(Dataset excerpt)
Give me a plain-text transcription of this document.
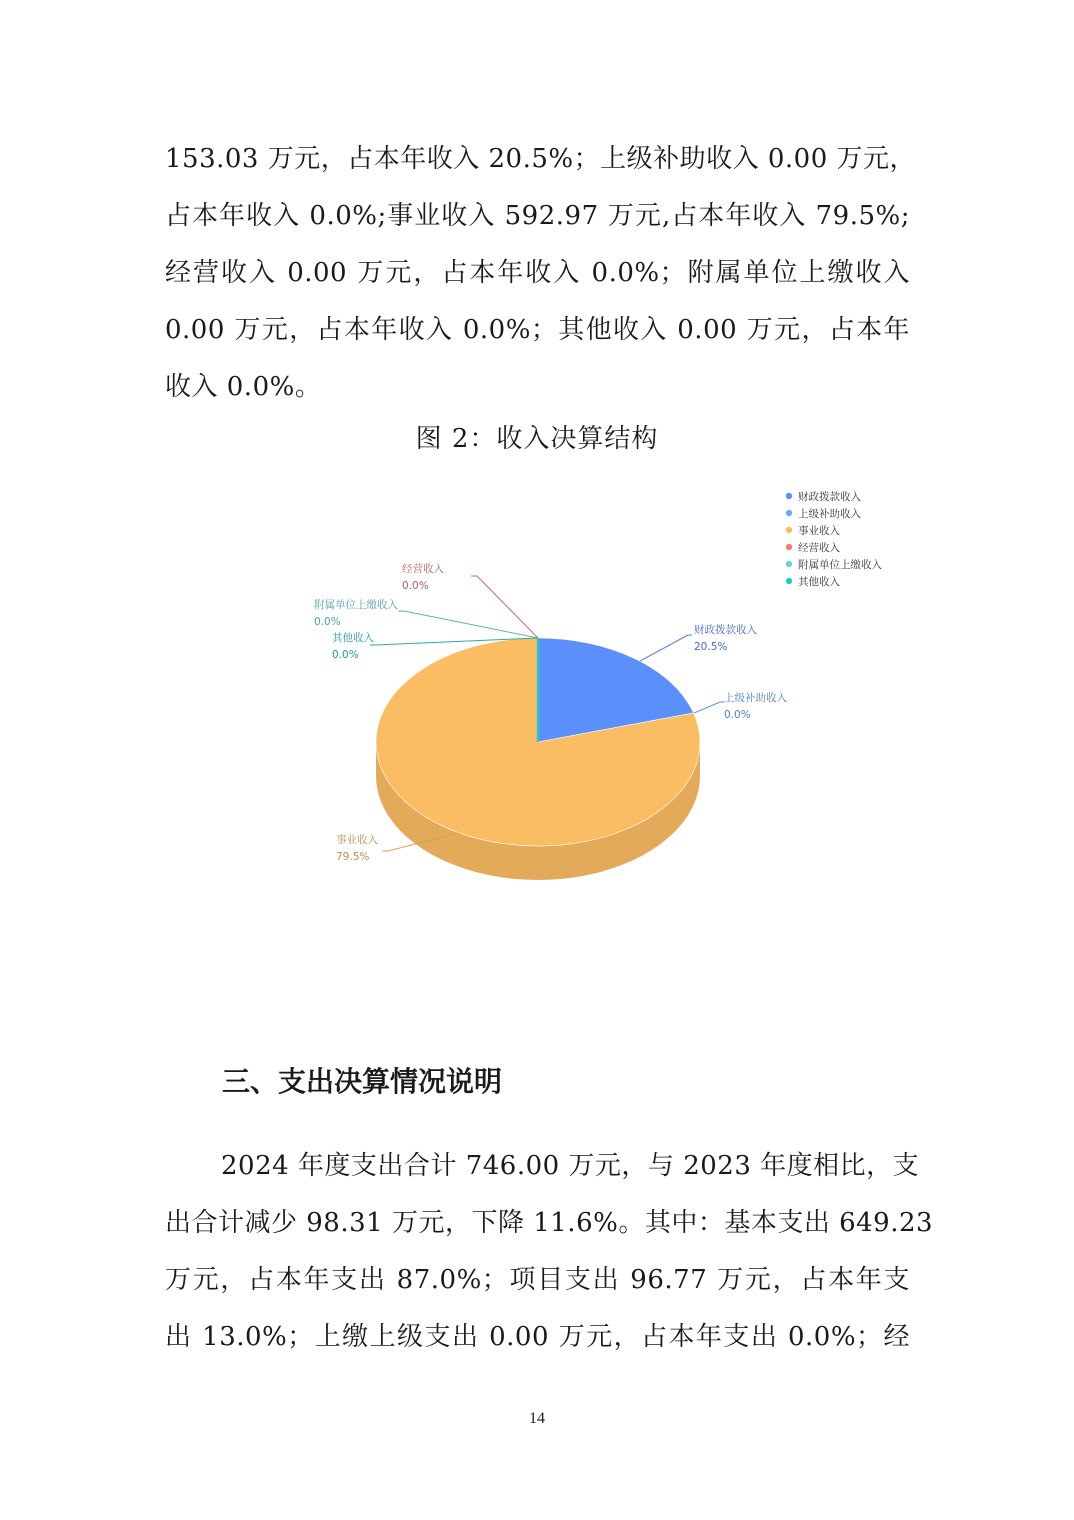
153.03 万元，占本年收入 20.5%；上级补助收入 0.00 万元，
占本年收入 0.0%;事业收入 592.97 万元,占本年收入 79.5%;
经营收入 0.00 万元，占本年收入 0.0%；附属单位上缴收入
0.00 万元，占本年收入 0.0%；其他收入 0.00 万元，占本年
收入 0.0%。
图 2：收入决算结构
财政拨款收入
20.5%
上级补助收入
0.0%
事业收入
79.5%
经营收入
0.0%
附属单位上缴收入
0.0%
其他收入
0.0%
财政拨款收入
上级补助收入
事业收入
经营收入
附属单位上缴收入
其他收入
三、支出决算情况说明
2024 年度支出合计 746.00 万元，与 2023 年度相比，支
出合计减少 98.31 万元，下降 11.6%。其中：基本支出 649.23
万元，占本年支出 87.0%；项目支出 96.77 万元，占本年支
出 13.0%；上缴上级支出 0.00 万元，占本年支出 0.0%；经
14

**Goal of the exercise:**
Give only the number of lines in the entries above that contain the string "占本年收入".

**Task response:**
4